#### AUFGABE
Liste alle Rechtsvorschriften auf, die der Text zum Beschwerdeverfahren mit Paragraf, Artikel oder Gesetzblattnummer nennt.

4. Gegen diesen ihm am 12. November 2013 zugestellten Bescheid hat der Rechtsmittelwerber rechtzeitig Vorstellung an die Oö. Landesregierung erhoben.

 

Darin wurde neuerlich darauf hingewiesen, dass die amtswegige Verbrauchsschätzung für den Zeitraum vom 1. Juli 2012 bis zum 30. Juni 2013 unzutreffend sei, nämlich anstelle von 228 m3 tatsächlich bloß 161 m3 Wasser betragen habe; Analoges gelte für den Zeitraum vom 1. Oktober bis zum 31. Dezember 2013. Dass der Beschwerdeführer keine fremden Personen mehr in sein Haus lasse, erkläre sich einerseits daraus, dass die Gemeinde ohne sein Wissen aus der EDV-Anlage der Wassergenossenschaft Seewalchen auf ihn bezogene Daten abgefragt habe und ihm andererseits zwei wertvolle Violinen sowie Werkzeug abhanden gekommen sei.

 

Daher wird – erschließbar – die Aufhebung des angefochtenen Bescheides begehrt; ein Antrag auf eine vorläufige Aussetzung der Einhebung der vorgeschriebenen Abgabe wurde aber weder explizit noch zumindest der Sache gestellt.

 

5. Mit Schreiben der Oö. Landesregierung vom 16. Dezember 2013, Zl. IKD(BauR)-080000/1-2013-Pe/Wm, wurde diese Vorstellung im Hinblick auf die am 1. Jänner 2014 in Kraft tretende (bzw. getretene) Verwaltungsgerichtsbarkeits-Novelle BGBl.Nr. I 51/2012 dem Landesverwaltungsgericht Oberösterreich zur Entscheidung vorgelegt.

 

In diesem Zusammenhang wurde darauf hingewiesen, dass das Vorstellungsverfahren von der do. Behörde nicht mehr erledigt werden könne, was insbesondere durch die äußerst angespannte Personalsituation begründet sei.

 

6. Mit Beschluss des Verwaltungsgerichtes des Landes Oberösterreich vom 30. Jänner 2014, LVwG-450012/2/Gf/Rt, wurde festgestellt, dass dieser – nunmehr als Beschwerde i.S.d. Art. 131 B-VG zu wertenden – Vorstellung nach § 254 BAO keine aufschiebende Wirkung zukommt.

 

 

II.

#### DATENAUSZUG
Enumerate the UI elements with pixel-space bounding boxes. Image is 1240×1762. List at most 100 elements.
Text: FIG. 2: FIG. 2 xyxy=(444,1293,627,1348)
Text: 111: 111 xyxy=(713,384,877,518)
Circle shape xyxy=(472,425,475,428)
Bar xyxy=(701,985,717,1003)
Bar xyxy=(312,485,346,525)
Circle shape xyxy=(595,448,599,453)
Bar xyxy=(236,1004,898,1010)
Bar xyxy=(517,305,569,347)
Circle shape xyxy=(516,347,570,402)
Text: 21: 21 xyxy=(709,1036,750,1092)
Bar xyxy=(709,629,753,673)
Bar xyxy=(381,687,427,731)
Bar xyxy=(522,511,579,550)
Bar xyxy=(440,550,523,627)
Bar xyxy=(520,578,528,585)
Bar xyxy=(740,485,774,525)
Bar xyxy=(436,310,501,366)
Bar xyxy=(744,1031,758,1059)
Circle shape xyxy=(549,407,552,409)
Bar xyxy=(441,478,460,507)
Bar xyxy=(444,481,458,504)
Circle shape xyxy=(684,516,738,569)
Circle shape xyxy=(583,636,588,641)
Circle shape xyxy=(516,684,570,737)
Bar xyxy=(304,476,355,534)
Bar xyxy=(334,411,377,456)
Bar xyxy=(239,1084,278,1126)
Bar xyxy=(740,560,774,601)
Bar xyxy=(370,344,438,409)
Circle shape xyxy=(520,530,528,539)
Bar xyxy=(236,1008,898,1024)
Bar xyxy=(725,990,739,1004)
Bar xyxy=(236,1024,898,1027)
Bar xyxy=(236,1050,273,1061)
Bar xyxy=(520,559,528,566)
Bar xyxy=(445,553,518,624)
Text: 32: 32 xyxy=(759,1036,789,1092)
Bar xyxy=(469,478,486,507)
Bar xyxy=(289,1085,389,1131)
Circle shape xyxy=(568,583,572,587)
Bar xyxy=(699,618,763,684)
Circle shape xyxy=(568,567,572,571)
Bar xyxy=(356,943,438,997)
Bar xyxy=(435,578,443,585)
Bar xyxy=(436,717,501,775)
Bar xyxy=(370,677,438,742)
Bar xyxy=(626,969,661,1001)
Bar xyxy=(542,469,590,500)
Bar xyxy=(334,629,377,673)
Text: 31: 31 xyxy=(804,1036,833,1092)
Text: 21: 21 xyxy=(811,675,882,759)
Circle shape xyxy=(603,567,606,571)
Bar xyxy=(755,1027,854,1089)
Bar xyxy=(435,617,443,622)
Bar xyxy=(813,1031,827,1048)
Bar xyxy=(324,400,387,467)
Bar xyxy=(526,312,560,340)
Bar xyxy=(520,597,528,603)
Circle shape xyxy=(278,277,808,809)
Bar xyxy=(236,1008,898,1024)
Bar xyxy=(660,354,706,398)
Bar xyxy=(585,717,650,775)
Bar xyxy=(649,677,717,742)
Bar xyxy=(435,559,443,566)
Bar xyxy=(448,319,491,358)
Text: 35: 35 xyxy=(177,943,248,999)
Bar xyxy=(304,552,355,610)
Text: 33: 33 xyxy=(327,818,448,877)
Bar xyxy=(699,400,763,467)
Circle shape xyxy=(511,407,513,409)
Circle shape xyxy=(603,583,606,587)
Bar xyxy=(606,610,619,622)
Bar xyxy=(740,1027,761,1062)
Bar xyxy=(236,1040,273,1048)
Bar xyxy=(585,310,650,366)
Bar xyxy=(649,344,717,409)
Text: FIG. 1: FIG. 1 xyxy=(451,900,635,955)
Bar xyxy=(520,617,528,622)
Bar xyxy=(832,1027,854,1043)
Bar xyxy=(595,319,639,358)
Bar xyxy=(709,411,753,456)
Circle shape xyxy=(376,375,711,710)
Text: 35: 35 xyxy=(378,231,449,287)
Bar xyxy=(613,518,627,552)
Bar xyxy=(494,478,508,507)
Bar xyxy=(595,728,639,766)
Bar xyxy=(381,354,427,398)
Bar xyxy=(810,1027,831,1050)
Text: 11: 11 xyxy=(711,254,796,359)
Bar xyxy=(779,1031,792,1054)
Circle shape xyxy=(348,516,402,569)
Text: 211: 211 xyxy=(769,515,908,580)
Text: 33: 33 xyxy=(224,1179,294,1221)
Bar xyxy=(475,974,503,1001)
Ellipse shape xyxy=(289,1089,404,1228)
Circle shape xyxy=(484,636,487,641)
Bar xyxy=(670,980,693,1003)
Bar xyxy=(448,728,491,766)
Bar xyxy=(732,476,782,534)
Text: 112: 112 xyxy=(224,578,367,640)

---

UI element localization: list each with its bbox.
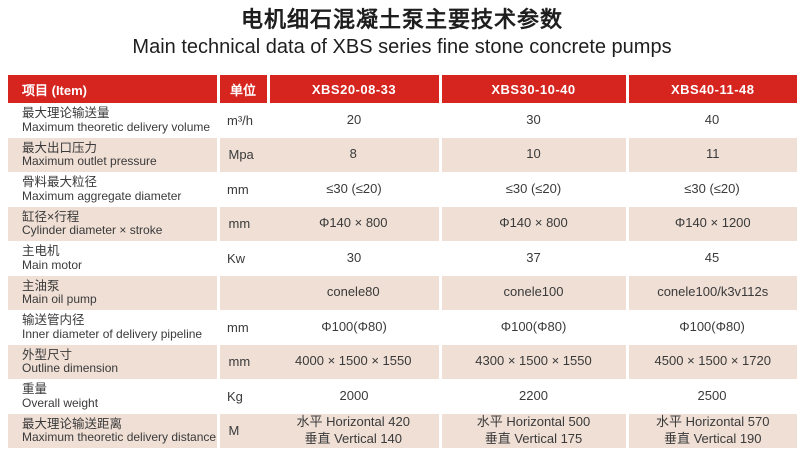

#### ERGEBNIS
- Verwaltungsgerichtsbarkeits-Novelle BGBl.Nr. I 51/2012
- Art. 131 B-VG
- § 254 BAO